→ Directions for this task
Make an exact copy of the records, with the pictures left out.

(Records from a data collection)

***

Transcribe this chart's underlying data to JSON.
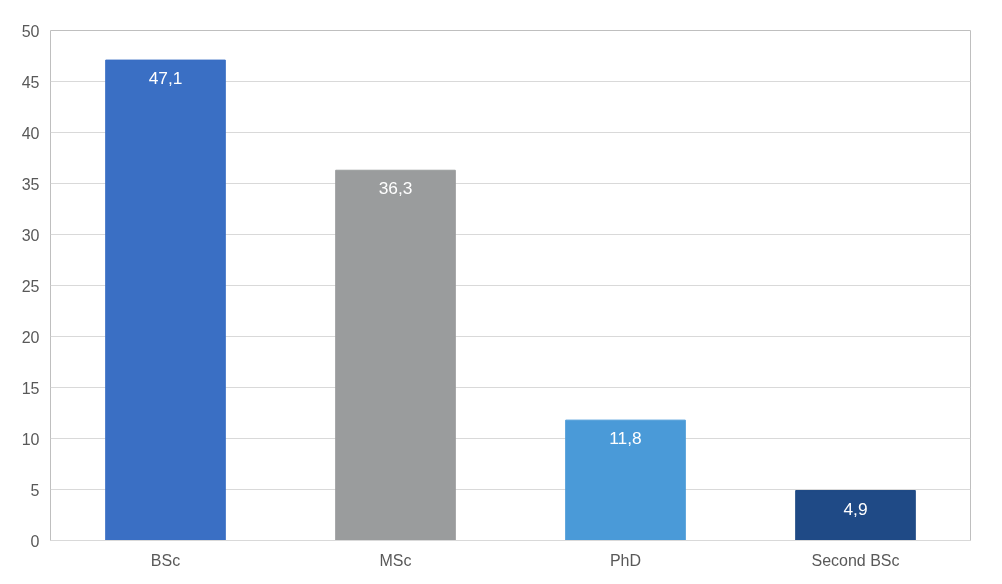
{
  "chart_data": {
    "type": "bar",
    "categories": [
      "BSc",
      "MSc",
      "PhD",
      "Second BSc"
    ],
    "values": [
      47.1,
      36.3,
      11.8,
      4.9
    ],
    "colors": [
      "#3a6fc4",
      "#9a9c9d",
      "#4a9ad8",
      "#1f4a86"
    ],
    "value_labels": [
      "47,1",
      "36,3",
      "11,8",
      "4,9"
    ],
    "ylim": [
      0,
      50
    ],
    "yticks": [
      0,
      5,
      10,
      15,
      20,
      25,
      30,
      35,
      40,
      45,
      50
    ],
    "grid": "y"
  }
}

***

→ Reply to the task
Transcribe this chart's underlying data to JSON.
{
  "chart_data": {
    "type": "bar",
    "categories": [
      "BSc",
      "MSc",
      "PhD",
      "Second BSc"
    ],
    "values": [
      47.1,
      36.3,
      11.8,
      4.9
    ],
    "colors": [
      "#3a6fc4",
      "#9a9c9d",
      "#4a9ad8",
      "#1f4a86"
    ],
    "value_labels": [
      "47,1",
      "36,3",
      "11,8",
      "4,9"
    ],
    "ylim": [
      0,
      50
    ],
    "yticks": [
      0,
      5,
      10,
      15,
      20,
      25,
      30,
      35,
      40,
      45,
      50
    ],
    "grid": "y"
  }
}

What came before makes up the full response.